§ Records to use:
>> BEGIN

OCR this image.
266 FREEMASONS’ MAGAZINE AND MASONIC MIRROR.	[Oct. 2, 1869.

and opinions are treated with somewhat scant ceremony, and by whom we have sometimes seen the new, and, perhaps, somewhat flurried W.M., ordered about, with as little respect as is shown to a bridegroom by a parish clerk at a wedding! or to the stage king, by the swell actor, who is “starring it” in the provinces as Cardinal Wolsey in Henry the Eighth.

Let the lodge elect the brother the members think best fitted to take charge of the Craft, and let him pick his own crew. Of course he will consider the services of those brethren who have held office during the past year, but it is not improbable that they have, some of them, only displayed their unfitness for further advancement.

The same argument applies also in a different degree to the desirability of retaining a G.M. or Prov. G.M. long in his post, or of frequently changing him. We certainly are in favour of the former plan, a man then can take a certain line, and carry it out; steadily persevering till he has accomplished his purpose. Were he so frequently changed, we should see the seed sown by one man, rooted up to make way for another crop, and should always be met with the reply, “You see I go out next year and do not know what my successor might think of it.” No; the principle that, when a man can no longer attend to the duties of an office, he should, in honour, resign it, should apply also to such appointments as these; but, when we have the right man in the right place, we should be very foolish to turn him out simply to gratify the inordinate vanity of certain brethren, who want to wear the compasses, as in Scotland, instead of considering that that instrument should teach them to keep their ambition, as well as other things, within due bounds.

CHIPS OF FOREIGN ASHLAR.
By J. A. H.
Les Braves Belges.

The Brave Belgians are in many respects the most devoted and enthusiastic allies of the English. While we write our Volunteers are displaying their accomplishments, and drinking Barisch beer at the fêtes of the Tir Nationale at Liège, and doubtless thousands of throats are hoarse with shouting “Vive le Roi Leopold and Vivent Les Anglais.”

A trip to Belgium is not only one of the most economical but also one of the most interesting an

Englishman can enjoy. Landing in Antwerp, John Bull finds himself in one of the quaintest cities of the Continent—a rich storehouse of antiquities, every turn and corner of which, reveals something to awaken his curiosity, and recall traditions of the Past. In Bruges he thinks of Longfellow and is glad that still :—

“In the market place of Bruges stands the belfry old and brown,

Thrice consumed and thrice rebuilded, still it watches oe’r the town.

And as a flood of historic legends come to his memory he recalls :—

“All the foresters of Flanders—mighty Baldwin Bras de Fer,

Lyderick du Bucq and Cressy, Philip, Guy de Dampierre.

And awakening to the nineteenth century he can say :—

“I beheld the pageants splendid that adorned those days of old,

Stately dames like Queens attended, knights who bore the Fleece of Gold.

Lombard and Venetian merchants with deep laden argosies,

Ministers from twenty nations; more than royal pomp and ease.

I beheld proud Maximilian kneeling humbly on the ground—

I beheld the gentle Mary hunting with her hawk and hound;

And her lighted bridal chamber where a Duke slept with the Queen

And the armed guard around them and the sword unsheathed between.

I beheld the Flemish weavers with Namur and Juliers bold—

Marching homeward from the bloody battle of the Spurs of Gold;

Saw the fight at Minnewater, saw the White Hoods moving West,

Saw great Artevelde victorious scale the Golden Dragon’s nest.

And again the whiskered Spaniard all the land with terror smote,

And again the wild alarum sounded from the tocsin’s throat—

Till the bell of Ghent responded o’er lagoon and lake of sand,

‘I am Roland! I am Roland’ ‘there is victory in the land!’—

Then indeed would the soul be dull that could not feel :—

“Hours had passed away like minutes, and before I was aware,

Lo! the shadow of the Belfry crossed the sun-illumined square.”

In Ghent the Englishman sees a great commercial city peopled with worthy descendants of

>> END

§ Written request:
Using the listing above, return all lines where the word "like" occurs.

§ Correct output:
Stately dames like Queens attended, knights who bore the Fleece of Gold.
“Hours had passed away like minutes, and before I was aware,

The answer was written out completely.